[Extracted data entries]
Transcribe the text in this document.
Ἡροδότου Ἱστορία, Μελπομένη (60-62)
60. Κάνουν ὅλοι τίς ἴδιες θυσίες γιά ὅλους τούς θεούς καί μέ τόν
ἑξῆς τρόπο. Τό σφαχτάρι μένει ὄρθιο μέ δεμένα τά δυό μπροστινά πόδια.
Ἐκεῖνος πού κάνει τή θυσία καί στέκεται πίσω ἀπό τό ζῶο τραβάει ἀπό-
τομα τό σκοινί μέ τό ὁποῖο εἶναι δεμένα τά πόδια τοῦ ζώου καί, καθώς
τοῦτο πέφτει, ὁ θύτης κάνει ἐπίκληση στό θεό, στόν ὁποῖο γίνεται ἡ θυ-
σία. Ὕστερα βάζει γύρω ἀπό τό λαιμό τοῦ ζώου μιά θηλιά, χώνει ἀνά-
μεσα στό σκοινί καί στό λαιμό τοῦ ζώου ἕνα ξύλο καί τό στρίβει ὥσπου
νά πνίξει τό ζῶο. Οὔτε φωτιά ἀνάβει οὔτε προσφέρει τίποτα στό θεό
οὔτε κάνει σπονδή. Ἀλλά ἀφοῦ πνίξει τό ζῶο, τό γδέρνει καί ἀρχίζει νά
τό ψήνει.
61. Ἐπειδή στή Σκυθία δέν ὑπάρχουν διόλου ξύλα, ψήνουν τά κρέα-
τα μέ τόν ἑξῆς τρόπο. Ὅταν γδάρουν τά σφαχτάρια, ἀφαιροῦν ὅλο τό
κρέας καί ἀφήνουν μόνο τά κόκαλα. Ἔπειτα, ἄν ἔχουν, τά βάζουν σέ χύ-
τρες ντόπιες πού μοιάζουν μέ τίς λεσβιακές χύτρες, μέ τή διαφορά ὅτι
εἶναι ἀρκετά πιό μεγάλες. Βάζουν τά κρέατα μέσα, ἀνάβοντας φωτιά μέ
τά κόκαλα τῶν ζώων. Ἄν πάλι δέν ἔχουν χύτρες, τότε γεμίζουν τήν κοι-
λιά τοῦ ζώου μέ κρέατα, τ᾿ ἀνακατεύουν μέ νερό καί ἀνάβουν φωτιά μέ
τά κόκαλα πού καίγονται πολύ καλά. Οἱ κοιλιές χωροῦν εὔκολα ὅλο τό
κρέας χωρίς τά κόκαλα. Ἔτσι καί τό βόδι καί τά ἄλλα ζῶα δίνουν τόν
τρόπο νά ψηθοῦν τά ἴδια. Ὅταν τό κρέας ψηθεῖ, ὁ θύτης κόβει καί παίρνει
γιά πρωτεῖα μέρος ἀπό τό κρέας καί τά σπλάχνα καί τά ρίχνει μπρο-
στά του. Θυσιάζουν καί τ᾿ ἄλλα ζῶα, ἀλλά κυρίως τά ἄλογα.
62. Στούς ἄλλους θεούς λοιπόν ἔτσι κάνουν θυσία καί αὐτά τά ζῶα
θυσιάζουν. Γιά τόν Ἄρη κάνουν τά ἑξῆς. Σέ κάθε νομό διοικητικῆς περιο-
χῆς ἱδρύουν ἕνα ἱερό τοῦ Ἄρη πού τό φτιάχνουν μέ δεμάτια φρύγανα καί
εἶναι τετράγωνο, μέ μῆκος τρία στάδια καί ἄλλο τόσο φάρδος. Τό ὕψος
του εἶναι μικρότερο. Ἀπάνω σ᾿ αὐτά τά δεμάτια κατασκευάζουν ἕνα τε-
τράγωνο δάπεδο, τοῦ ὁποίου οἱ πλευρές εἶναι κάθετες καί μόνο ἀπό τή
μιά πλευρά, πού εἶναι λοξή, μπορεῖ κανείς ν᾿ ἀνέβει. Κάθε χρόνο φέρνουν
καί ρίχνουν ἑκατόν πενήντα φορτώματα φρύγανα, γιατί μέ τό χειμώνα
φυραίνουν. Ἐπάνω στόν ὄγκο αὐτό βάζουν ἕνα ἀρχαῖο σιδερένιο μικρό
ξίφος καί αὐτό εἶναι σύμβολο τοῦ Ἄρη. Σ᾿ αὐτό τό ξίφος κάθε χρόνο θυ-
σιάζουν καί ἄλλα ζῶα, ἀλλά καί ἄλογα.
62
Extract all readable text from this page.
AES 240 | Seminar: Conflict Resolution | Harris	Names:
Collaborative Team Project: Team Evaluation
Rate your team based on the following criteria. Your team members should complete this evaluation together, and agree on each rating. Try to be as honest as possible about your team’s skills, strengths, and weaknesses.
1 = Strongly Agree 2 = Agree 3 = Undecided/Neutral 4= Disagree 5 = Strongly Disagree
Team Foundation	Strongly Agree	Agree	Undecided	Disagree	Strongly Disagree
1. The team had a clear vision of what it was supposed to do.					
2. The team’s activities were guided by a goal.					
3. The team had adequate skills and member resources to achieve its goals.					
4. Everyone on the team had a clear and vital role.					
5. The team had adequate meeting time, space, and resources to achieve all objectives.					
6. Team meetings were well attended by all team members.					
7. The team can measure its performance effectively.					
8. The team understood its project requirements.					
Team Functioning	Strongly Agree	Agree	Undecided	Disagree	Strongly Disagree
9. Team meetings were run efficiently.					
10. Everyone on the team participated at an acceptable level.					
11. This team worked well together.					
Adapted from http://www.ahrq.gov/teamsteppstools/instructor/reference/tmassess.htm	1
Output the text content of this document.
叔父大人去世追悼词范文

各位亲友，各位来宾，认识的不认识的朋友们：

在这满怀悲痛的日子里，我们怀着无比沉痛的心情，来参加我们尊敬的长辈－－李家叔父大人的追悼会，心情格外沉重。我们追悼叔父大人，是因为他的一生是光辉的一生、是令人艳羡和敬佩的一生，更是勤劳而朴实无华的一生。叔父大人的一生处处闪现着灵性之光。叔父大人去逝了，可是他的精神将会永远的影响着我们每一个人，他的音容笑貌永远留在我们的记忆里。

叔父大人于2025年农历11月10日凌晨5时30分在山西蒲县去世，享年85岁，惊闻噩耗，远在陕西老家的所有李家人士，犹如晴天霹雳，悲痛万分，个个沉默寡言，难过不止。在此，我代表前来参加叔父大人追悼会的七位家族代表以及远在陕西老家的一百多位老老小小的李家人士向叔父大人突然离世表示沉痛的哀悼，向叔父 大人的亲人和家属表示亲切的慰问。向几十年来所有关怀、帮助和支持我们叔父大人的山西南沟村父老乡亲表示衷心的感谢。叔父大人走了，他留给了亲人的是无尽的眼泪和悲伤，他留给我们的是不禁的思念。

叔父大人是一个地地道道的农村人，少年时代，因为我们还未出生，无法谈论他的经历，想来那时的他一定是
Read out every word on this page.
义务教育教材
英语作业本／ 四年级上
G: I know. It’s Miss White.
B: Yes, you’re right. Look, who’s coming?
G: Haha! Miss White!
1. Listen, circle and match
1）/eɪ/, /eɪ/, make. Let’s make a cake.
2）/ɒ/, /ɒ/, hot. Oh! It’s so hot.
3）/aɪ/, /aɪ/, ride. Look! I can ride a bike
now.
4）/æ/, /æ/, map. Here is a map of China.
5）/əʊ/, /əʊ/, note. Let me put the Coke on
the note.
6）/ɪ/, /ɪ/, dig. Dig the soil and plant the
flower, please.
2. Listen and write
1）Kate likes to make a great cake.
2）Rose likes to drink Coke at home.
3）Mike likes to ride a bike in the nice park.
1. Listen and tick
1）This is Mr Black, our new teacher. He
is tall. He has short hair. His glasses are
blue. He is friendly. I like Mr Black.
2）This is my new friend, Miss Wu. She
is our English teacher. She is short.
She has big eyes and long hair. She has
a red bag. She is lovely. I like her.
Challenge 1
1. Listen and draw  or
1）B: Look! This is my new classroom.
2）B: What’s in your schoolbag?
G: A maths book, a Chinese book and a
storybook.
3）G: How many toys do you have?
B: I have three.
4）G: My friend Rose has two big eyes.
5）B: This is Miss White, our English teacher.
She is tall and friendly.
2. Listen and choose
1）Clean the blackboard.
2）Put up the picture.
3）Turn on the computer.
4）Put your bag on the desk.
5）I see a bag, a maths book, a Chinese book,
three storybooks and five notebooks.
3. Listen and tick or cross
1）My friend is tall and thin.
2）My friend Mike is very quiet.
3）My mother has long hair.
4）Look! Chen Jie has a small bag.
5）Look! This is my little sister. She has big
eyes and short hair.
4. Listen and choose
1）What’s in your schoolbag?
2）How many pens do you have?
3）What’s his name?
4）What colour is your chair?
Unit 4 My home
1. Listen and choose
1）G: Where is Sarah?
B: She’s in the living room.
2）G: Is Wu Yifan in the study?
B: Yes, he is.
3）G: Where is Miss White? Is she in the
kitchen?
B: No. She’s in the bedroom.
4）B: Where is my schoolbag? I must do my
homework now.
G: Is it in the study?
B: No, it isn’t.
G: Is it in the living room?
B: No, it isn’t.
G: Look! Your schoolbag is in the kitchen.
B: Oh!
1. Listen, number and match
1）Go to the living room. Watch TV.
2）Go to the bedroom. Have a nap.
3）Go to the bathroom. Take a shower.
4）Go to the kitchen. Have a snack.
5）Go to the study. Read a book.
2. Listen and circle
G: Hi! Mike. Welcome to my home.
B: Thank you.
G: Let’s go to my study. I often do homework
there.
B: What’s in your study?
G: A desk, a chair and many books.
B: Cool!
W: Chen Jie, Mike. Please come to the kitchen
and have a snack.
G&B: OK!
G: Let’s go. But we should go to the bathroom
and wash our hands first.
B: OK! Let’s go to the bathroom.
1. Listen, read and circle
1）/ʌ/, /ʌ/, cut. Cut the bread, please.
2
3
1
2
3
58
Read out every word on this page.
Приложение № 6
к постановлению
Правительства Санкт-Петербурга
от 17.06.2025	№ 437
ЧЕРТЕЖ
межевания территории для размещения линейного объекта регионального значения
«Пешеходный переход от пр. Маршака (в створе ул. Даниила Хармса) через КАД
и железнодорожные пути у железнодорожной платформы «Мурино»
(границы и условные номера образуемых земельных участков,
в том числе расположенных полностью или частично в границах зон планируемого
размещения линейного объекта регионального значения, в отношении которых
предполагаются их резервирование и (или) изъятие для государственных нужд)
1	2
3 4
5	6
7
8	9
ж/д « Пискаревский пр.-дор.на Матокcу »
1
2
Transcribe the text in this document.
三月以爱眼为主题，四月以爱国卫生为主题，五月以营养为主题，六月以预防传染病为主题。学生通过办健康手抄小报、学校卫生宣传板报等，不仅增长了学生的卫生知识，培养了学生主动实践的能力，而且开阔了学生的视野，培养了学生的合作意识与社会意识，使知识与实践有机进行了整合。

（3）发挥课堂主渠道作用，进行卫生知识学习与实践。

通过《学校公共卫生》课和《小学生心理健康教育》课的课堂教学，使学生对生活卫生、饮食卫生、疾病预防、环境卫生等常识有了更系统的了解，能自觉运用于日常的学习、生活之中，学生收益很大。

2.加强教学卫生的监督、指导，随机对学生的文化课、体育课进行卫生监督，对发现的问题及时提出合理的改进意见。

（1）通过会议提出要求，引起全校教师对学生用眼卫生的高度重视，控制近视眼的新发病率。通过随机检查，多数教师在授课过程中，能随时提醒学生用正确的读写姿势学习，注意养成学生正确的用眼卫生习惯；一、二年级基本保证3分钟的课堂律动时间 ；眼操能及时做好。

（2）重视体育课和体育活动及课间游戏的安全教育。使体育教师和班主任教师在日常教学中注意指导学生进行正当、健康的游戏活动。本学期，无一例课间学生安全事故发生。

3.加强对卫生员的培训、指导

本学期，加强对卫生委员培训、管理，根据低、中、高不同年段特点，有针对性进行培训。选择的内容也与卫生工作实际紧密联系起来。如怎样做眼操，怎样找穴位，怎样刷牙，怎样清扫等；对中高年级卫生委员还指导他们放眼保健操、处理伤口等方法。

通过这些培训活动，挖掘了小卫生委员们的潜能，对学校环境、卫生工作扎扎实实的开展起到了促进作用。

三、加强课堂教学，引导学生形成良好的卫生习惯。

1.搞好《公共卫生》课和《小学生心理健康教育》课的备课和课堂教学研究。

• _Task to complete_: Pick out every line of the listing containing the word "Rose", and show those lines.

• _Final result_:
2）Rose likes to drink Coke at home.
4）G: My friend Rose has two big eyes.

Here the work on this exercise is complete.